▶ [Dataset excerpts]:
┌──

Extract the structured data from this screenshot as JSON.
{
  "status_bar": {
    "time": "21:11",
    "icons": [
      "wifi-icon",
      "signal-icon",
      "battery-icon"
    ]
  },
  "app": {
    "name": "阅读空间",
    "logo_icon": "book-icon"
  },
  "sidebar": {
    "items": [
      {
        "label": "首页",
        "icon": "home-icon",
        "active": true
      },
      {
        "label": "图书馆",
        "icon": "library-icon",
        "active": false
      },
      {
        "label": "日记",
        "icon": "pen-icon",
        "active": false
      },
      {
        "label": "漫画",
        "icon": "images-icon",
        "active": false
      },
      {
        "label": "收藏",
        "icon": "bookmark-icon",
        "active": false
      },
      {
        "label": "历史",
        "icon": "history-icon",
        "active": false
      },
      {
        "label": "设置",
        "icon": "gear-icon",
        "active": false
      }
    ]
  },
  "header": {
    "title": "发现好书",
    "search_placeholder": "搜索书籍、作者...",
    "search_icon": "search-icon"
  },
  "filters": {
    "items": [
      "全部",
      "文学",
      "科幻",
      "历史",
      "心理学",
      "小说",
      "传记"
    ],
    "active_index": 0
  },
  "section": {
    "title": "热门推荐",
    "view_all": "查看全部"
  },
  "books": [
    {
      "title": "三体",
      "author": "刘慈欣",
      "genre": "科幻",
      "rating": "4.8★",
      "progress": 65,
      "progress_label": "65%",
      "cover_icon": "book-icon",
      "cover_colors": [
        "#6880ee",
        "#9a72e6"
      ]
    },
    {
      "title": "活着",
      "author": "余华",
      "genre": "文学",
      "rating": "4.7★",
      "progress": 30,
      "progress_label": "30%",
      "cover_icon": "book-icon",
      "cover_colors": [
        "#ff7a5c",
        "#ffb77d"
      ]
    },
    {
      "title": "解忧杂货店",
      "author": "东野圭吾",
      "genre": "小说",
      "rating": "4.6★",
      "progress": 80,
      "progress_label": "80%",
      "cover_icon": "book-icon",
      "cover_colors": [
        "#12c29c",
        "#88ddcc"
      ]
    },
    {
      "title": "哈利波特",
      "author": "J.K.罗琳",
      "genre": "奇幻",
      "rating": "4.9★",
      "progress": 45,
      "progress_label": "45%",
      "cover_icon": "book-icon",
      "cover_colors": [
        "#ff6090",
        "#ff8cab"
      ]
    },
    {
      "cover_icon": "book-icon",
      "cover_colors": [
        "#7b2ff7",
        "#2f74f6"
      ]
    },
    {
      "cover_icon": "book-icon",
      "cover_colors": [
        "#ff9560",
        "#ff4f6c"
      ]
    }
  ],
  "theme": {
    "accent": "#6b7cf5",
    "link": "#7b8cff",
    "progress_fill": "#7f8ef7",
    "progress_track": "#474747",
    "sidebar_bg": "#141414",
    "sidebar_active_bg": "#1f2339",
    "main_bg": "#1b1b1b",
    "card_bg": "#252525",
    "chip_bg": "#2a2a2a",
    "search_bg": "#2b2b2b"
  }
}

└──

▶ [Task brief]: Return every record above exactly as it appears.

▶ [Written solution]:
Extract the structured data from this screenshot as JSON.
{
  "status_bar": {
    "time": "21:11",
    "icons": [
      "wifi-icon",
      "signal-icon",
      "battery-icon"
    ]
  },
  "app": {
    "name": "阅读空间",
    "logo_icon": "book-icon"
  },
  "sidebar": {
    "items": [
      {
        "label": "首页",
        "icon": "home-icon",
        "active": true
      },
      {
        "label": "图书馆",
        "icon": "library-icon",
        "active": false
      },
      {
        "label": "日记",
        "icon": "pen-icon",
        "active": false
      },
      {
        "label": "漫画",
        "icon": "images-icon",
        "active": false
      },
      {
        "label": "收藏",
        "icon": "bookmark-icon",
        "active": false
      },
      {
        "label": "历史",
        "icon": "history-icon",
        "active": false
      },
      {
        "label": "设置",
        "icon": "gear-icon",
        "active": false
      }
    ]
  },
  "header": {
    "title": "发现好书",
    "search_placeholder": "搜索书籍、作者...",
    "search_icon": "search-icon"
  },
  "filters": {
    "items": [
      "全部",
      "文学",
      "科幻",
      "历史",
      "心理学",
      "小说",
      "传记"
    ],
    "active_index": 0
  },
  "section": {
    "title": "热门推荐",
    "view_all": "查看全部"
  },
  "books": [
    {
      "title": "三体",
      "author": "刘慈欣",
      "genre": "科幻",
      "rating": "4.8★",
      "progress": 65,
      "progress_label": "65%",
      "cover_icon": "book-icon",
      "cover_colors": [
        "#6880ee",
        "#9a72e6"
      ]
    },
    {
      "title": "活着",
      "author": "余华",
      "genre": "文学",
      "rating": "4.7★",
      "progress": 30,
      "progress_label": "30%",
      "cover_icon": "book-icon",
      "cover_colors": [
        "#ff7a5c",
        "#ffb77d"
      ]
    },
    {
      "title": "解忧杂货店",
      "author": "东野圭吾",
      "genre": "小说",
      "rating": "4.6★",
      "progress": 80,
      "progress_label": "80%",
      "cover_icon": "book-icon",
      "cover_colors": [
        "#12c29c",
        "#88ddcc"
      ]
    },
    {
      "title": "哈利波特",
      "author": "J.K.罗琳",
      "genre": "奇幻",
      "rating": "4.9★",
      "progress": 45,
      "progress_label": "45%",
      "cover_icon": "book-icon",
      "cover_colors": [
        "#ff6090",
        "#ff8cab"
      ]
    },
    {
      "cover_icon": "book-icon",
      "cover_colors": [
        "#7b2ff7",
        "#2f74f6"
      ]
    },
    {
      "cover_icon": "book-icon",
      "cover_colors": [
        "#ff9560",
        "#ff4f6c"
      ]
    }
  ],
  "theme": {
    "accent": "#6b7cf5",
    "link": "#7b8cff",
    "progress_fill": "#7f8ef7",
    "progress_track": "#474747",
    "sidebar_bg": "#141414",
    "sidebar_active_bg": "#1f2339",
    "main_bg": "#1b1b1b",
    "card_bg": "#252525",
    "chip_bg": "#2a2a2a",
    "search_bg": "#2b2b2b"
  }
}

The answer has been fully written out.